**TASK STATEMENT**
Your answer should be one number: the count of lines in these entries that hold the word "sales".

>> Start INPUT

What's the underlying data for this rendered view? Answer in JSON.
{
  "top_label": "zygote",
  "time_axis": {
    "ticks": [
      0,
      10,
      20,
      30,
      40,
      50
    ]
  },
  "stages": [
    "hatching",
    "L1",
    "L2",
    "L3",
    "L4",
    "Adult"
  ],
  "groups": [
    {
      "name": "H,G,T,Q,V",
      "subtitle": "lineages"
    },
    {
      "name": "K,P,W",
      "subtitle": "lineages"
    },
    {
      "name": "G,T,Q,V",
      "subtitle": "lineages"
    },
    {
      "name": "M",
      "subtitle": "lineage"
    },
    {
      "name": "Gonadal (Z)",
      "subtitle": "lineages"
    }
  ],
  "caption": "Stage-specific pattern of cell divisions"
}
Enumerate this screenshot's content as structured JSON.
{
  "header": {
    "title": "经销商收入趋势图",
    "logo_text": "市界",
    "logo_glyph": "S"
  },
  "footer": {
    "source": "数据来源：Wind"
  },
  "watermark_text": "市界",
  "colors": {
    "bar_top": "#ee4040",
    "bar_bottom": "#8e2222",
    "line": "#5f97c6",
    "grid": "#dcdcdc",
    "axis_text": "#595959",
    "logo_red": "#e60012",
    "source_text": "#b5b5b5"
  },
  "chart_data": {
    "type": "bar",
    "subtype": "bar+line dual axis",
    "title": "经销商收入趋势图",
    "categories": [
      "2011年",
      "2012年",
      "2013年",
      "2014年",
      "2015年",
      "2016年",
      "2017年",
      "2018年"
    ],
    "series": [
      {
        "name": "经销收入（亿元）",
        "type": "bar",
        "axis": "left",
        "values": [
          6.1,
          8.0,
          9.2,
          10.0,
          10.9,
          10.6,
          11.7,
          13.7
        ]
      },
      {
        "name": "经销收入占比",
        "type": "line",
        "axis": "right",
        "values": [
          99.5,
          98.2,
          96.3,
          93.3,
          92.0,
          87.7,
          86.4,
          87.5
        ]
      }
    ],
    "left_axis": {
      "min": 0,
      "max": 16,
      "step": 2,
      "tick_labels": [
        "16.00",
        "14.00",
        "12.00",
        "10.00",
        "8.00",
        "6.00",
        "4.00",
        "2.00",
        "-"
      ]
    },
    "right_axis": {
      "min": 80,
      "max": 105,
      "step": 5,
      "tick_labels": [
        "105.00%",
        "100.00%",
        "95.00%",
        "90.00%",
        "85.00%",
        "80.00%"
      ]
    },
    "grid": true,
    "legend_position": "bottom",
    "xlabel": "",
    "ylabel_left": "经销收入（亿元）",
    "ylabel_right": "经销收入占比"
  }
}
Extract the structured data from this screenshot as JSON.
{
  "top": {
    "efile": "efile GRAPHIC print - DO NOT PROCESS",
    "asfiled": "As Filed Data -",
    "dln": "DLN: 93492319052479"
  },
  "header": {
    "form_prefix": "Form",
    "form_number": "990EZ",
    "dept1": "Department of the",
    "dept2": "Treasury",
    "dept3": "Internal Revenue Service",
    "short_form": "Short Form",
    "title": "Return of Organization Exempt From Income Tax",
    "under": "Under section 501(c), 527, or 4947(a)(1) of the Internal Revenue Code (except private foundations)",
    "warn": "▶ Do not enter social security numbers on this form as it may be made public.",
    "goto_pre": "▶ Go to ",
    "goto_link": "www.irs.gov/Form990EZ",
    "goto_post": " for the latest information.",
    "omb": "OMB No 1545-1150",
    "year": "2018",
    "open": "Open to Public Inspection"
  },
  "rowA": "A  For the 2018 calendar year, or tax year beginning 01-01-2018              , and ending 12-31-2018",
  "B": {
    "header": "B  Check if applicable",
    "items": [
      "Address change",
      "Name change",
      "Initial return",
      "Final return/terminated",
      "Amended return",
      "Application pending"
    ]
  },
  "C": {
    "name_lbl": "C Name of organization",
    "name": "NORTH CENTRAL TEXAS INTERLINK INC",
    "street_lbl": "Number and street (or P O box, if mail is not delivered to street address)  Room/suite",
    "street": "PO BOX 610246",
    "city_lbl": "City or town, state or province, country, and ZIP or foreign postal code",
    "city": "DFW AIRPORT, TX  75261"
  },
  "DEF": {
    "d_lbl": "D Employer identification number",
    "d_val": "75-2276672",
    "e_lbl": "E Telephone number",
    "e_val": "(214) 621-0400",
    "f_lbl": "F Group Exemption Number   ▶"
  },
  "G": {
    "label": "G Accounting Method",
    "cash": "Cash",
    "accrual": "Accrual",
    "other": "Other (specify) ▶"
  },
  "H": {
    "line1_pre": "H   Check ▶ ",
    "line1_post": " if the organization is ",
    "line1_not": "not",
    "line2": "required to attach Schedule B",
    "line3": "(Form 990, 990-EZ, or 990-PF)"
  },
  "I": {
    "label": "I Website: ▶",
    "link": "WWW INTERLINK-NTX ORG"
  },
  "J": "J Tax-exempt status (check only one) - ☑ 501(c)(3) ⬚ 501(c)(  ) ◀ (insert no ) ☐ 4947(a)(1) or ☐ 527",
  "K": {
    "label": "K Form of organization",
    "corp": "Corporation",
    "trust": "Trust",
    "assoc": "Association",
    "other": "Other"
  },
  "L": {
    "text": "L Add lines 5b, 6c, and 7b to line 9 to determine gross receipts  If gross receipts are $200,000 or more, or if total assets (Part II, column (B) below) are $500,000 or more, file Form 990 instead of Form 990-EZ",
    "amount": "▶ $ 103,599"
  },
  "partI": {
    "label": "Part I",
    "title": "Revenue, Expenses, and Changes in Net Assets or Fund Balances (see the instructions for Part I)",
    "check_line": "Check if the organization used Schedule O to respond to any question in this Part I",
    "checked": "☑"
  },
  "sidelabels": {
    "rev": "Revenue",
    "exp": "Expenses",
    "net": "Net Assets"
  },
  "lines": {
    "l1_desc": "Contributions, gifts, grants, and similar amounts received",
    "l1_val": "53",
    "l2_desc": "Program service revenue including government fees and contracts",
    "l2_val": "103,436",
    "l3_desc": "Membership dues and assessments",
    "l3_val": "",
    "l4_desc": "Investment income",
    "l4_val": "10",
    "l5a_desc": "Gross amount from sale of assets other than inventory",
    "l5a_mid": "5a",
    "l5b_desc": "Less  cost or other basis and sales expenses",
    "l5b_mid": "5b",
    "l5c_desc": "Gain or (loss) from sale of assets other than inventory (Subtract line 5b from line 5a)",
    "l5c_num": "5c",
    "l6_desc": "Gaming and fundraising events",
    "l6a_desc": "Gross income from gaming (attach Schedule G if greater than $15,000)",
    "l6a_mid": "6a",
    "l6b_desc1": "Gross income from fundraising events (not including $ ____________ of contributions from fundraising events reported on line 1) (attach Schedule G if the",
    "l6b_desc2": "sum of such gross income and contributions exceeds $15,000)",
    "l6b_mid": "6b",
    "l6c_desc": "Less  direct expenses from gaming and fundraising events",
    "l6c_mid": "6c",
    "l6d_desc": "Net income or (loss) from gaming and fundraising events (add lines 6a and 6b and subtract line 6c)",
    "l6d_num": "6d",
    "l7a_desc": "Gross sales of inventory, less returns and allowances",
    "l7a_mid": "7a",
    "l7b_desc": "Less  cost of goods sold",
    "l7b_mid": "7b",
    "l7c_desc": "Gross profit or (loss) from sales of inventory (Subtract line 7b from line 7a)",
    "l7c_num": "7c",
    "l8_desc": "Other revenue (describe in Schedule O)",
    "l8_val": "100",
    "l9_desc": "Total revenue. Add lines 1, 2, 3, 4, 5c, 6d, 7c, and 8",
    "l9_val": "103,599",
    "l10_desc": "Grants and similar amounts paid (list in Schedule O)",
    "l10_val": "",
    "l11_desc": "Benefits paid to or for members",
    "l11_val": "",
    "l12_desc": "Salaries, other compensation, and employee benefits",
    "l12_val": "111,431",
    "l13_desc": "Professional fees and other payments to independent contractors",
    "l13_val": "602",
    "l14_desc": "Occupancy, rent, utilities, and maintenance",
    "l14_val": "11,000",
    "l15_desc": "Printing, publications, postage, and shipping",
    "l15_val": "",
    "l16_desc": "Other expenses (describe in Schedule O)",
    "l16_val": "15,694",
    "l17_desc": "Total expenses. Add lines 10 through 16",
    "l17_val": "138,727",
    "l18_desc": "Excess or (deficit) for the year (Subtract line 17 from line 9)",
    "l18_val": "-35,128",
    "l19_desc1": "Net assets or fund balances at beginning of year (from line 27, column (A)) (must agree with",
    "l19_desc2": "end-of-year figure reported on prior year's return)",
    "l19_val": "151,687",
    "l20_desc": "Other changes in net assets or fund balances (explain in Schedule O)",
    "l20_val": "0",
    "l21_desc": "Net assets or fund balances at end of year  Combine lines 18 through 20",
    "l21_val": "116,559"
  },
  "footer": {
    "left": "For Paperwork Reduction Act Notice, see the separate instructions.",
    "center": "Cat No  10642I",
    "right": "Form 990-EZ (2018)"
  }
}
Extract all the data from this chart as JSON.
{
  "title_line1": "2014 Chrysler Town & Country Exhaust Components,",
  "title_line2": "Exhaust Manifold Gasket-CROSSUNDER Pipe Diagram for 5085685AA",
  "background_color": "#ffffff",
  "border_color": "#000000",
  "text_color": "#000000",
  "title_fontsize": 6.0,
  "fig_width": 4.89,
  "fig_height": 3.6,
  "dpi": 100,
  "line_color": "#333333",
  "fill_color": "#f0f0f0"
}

>> End INPUT

**FINAL ANSWER**
3